[BEGIN TASK INPUT]

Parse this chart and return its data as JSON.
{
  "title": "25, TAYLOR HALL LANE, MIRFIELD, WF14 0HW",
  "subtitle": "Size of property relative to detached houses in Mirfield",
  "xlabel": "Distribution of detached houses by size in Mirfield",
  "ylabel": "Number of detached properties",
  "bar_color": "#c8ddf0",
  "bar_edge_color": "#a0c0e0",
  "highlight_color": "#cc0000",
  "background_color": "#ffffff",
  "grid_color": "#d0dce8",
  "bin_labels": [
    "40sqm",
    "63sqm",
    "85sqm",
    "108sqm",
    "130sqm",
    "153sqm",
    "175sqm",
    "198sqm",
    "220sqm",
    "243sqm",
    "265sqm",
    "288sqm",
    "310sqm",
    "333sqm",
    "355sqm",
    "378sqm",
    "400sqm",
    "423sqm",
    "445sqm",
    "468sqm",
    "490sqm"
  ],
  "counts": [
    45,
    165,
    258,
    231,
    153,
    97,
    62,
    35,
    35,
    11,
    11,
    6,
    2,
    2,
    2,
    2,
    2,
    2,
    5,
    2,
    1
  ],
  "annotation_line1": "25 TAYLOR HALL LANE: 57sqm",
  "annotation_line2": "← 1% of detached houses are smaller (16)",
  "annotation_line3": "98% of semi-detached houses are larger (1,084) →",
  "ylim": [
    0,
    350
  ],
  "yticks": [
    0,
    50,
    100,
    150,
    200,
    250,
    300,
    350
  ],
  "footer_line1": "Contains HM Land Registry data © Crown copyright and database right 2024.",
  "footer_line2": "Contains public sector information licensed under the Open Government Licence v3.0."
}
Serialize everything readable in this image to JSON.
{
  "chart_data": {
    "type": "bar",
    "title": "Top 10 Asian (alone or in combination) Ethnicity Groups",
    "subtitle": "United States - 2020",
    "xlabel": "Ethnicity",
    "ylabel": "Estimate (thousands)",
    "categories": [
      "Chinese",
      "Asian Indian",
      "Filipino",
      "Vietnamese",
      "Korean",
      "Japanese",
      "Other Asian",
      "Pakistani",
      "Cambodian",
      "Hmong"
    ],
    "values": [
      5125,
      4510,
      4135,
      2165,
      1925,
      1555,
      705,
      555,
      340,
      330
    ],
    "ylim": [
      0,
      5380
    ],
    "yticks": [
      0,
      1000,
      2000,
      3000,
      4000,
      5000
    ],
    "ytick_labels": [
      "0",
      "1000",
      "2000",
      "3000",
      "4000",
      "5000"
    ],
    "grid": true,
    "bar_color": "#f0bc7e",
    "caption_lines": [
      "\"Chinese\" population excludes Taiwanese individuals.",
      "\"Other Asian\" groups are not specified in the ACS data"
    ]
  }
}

[END TASK INPUT]

**WHAT TO WORK ON**
Gather up the lines that contain the word "detached".

**EXERCISE RESPONSE**
  "subtitle": "Size of property relative to detached houses in Mirfield",
  "xlabel": "Distribution of detached houses by size in Mirfield",
  "ylabel": "Number of detached properties",
  "annotation_line2": "← 1% of detached houses are smaller (16)",
  "annotation_line3": "98% of semi-detached houses are larger (1,084) →",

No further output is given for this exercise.